> _Work task_: Check each line of the listing for the word "Technology" and report the ones that have it.

> _Working data_:
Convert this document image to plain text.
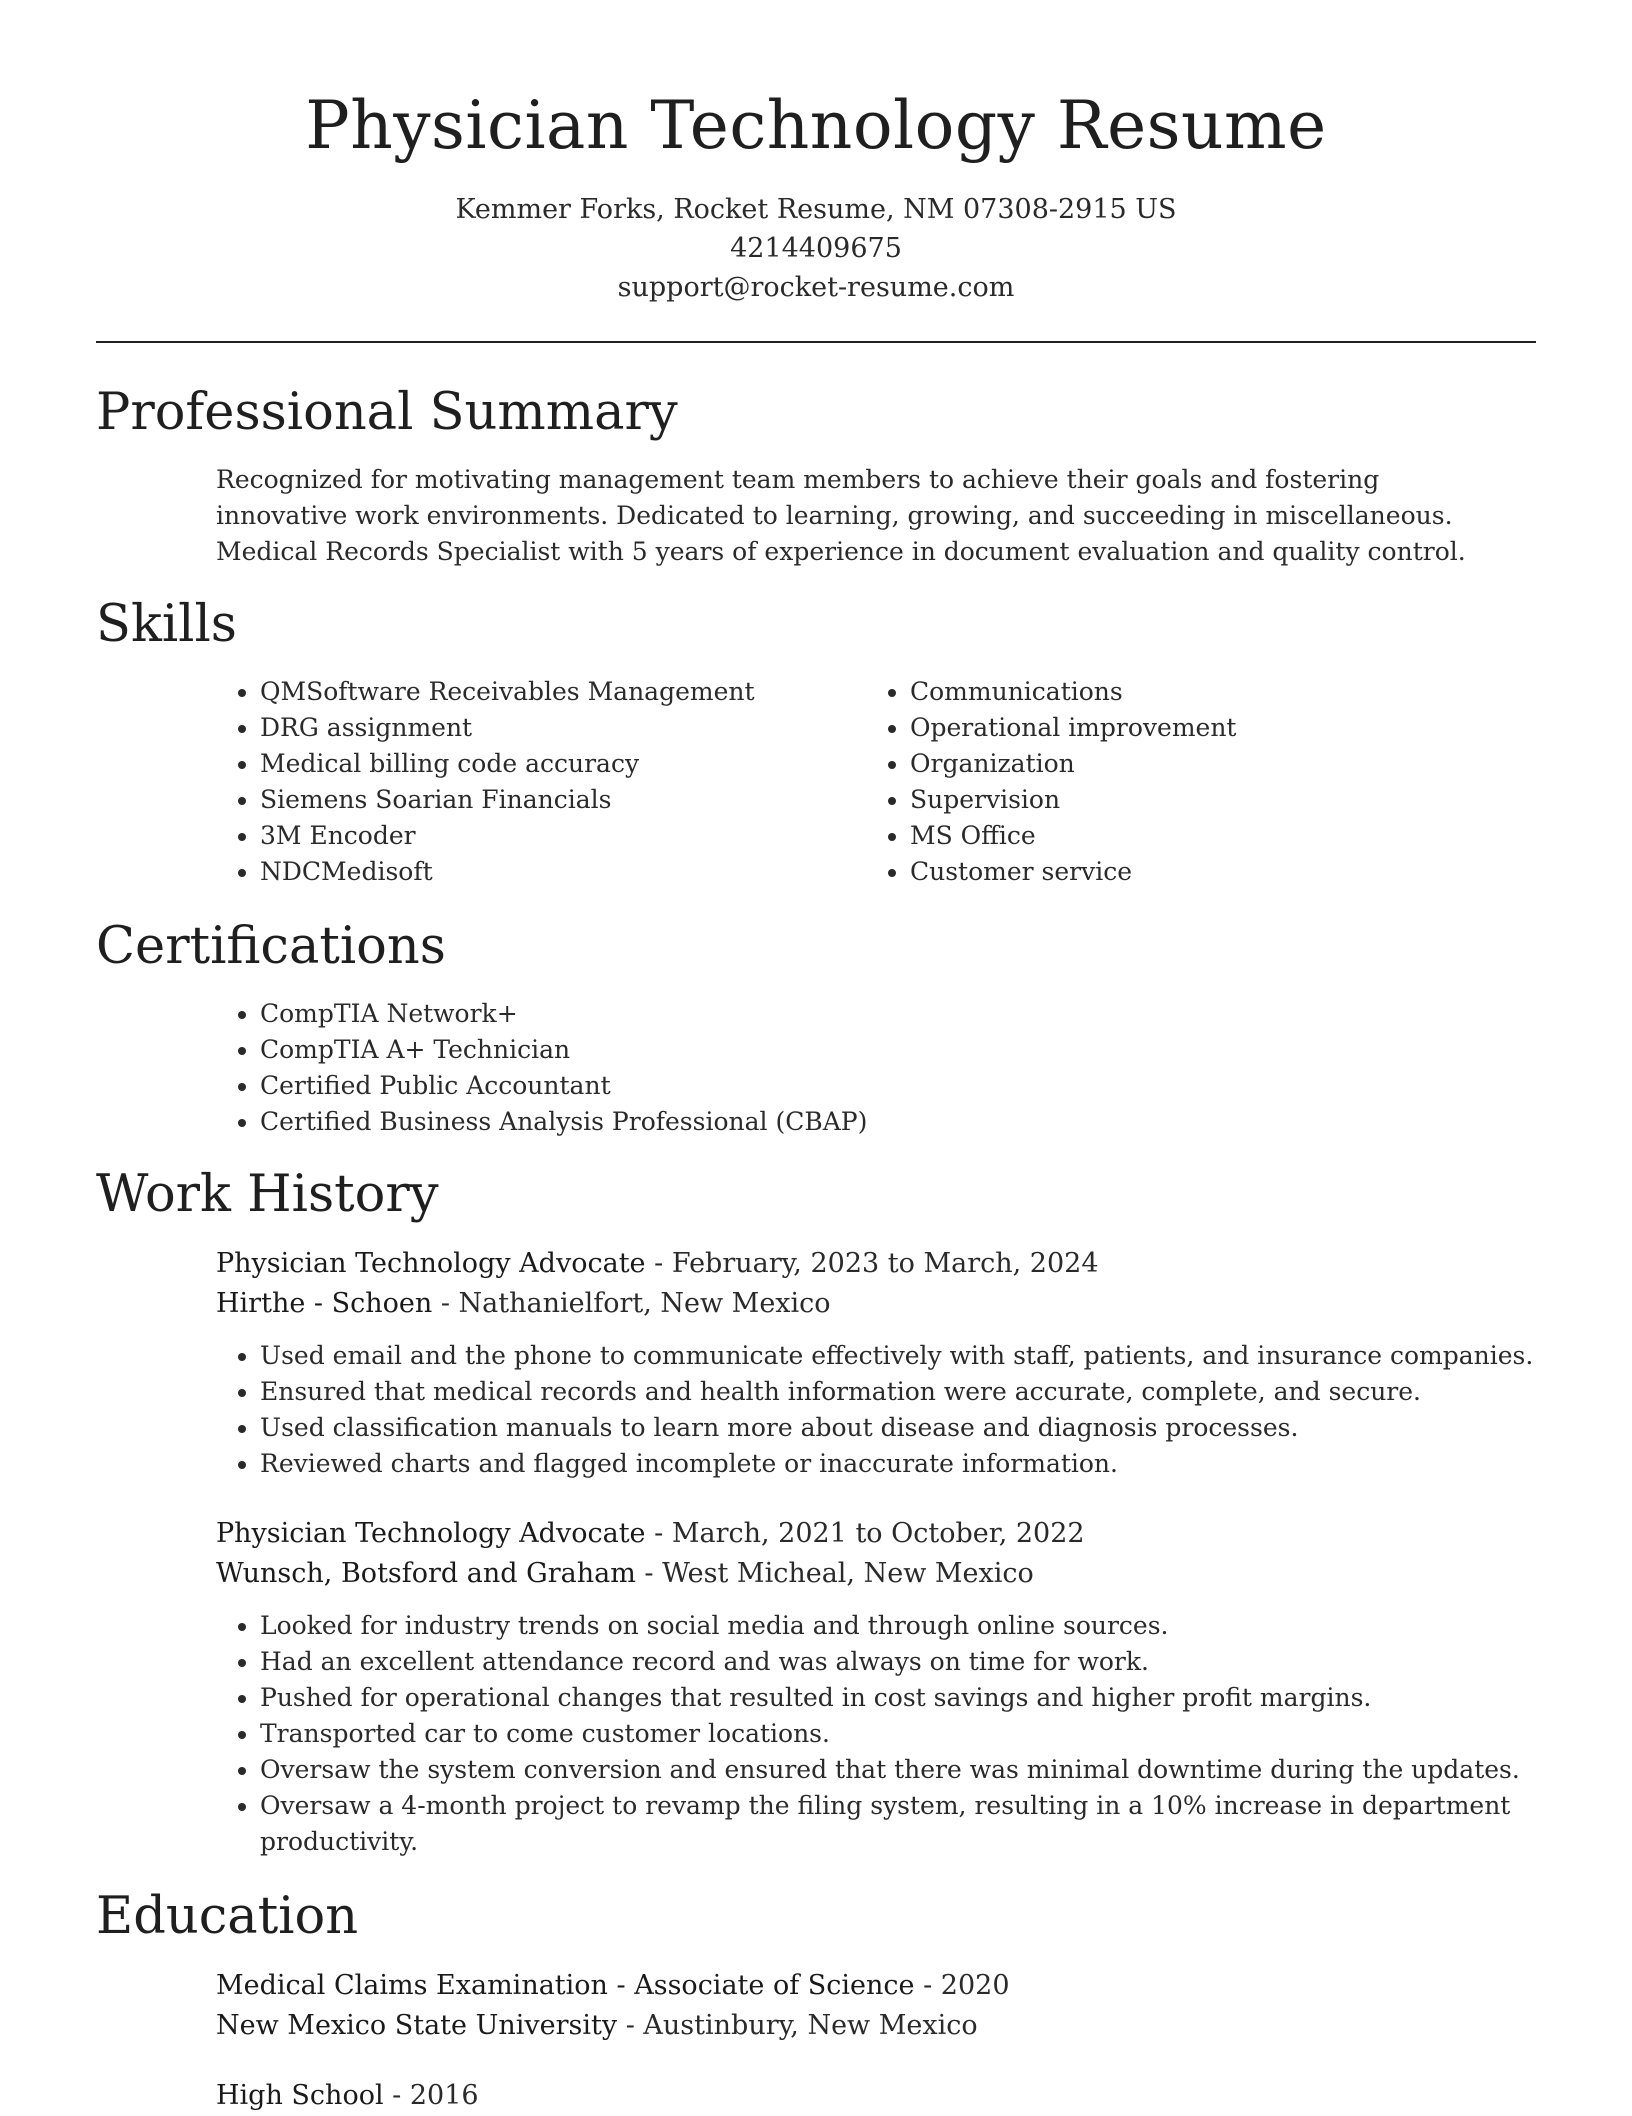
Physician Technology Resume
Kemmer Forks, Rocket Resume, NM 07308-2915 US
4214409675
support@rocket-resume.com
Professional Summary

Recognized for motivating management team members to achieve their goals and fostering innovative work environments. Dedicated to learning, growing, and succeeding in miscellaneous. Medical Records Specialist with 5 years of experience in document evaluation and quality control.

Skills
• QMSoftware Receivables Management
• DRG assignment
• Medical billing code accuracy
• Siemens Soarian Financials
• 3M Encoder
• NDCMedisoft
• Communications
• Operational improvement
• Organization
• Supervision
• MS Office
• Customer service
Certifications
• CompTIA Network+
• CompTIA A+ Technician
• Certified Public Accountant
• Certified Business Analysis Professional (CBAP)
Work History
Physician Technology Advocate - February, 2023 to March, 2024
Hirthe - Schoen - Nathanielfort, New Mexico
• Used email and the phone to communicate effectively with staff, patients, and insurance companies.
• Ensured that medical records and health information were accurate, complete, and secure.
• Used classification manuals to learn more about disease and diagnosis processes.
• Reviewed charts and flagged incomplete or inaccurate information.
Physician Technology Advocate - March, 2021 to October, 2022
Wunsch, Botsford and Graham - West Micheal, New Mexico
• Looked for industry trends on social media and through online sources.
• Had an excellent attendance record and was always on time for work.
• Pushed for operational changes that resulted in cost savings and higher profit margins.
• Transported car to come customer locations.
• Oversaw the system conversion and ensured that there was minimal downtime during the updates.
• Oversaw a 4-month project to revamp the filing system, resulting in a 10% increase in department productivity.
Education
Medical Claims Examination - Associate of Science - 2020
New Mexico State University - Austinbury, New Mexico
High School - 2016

---

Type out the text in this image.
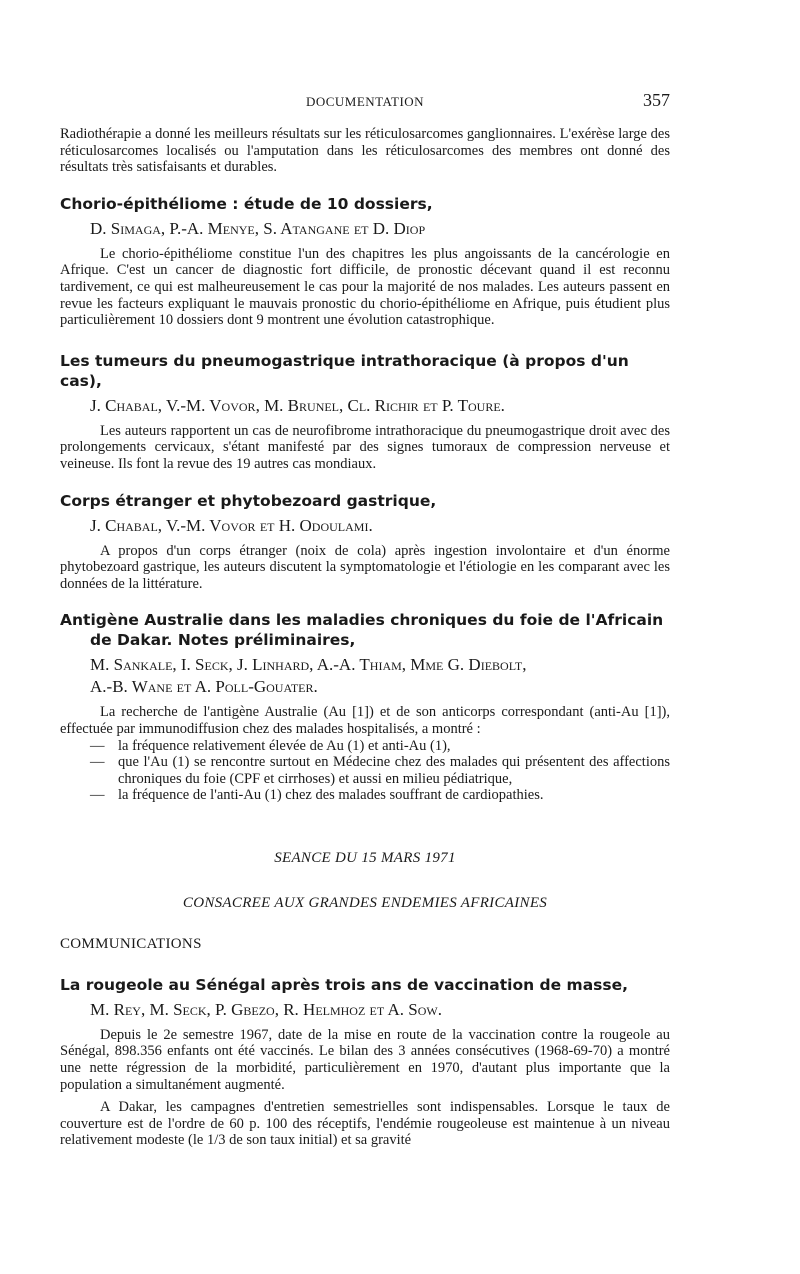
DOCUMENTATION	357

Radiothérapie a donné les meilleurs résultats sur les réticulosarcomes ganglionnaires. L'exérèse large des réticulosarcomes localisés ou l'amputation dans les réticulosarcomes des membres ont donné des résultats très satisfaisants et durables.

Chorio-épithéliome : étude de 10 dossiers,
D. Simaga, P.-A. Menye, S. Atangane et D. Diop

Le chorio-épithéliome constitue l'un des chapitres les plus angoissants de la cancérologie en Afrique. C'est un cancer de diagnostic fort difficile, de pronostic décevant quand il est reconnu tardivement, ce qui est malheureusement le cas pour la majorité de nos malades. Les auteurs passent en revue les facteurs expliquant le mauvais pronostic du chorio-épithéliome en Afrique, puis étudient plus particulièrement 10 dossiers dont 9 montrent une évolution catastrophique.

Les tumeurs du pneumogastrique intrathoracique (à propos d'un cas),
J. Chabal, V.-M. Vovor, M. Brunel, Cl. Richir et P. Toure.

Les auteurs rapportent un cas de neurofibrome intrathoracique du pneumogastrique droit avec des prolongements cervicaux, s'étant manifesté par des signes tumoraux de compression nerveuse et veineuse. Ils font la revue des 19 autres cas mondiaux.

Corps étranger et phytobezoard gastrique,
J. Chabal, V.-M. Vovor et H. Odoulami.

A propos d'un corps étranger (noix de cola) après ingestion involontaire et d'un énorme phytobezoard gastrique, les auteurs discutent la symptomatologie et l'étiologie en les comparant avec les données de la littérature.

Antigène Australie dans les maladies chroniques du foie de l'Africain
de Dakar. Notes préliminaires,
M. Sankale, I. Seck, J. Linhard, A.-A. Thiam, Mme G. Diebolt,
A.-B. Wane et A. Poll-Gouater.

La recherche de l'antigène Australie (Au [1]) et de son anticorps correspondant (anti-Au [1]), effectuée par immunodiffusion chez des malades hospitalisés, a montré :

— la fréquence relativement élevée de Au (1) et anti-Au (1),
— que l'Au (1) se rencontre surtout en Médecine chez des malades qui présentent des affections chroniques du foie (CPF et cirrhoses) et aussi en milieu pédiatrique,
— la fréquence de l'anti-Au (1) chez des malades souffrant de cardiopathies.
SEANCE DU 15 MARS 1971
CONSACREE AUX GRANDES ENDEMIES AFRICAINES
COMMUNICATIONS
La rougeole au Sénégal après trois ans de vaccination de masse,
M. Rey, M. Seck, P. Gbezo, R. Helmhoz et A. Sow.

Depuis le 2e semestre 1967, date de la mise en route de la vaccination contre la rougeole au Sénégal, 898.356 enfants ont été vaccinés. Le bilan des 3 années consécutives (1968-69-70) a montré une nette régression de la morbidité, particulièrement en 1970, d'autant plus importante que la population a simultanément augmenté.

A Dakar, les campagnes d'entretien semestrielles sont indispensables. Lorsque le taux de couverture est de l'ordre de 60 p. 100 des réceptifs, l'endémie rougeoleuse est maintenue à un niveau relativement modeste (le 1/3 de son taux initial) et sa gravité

> _Answer for this exercise_:
Physician Technology Resume
Physician Technology Advocate - February, 2023 to March, 2024
Physician Technology Advocate - March, 2021 to October, 2022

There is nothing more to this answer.